Locate all lines with the word "находится" and copy them out.

____________

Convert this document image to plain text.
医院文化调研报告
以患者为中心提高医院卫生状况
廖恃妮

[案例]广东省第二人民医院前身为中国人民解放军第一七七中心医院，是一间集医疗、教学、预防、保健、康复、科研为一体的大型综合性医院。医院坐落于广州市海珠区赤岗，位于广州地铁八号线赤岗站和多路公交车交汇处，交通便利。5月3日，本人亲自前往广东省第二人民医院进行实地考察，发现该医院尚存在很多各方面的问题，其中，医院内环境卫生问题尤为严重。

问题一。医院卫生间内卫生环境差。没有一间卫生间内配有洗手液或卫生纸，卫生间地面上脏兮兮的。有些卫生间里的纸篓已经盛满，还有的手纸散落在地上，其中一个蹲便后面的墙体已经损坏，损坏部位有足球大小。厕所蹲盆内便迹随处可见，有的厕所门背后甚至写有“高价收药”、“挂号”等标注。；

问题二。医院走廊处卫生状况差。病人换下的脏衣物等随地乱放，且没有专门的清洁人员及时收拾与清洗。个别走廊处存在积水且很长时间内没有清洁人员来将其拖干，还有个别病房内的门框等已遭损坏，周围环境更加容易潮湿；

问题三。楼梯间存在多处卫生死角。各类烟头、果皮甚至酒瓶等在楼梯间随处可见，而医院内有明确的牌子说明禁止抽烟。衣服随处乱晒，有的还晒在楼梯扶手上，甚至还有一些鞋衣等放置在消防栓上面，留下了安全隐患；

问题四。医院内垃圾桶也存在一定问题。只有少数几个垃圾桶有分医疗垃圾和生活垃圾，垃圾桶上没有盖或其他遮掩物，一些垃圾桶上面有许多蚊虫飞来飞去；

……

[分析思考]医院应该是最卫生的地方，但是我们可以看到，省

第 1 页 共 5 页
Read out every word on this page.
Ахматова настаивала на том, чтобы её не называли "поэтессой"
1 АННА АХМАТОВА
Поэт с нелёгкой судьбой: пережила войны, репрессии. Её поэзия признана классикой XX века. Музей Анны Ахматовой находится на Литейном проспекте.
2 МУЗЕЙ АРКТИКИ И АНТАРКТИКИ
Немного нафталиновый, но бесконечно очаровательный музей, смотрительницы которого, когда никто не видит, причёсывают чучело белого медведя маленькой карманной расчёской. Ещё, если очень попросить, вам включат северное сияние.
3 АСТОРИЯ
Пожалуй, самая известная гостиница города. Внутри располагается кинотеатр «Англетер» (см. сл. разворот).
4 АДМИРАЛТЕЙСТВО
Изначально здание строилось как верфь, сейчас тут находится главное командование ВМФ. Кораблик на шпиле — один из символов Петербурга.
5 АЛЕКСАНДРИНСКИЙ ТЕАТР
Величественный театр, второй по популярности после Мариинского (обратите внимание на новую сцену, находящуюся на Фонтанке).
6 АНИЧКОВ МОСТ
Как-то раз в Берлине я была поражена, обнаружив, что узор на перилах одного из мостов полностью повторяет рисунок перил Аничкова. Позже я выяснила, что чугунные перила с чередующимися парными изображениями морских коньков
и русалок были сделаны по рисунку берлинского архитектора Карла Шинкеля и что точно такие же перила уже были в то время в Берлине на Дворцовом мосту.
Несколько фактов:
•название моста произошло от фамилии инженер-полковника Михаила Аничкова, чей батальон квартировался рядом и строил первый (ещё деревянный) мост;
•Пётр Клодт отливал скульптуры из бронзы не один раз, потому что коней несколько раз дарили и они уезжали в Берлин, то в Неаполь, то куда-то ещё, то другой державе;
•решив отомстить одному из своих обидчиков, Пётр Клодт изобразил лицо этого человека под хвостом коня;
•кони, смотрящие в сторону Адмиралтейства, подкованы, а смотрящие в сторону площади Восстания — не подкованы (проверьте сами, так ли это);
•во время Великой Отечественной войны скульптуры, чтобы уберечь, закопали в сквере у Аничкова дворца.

____________

**Correct answer**
Поэт с нелёгкой судьбой: пережила войны, репрессии. Её поэзия признана классикой XX века. Музей Анны Ахматовой находится на Литейном проспекте.
Изначально здание строилось как верфь, сейчас тут находится главное командование ВМФ. Кораблик на шпиле — один из символов Петербурга.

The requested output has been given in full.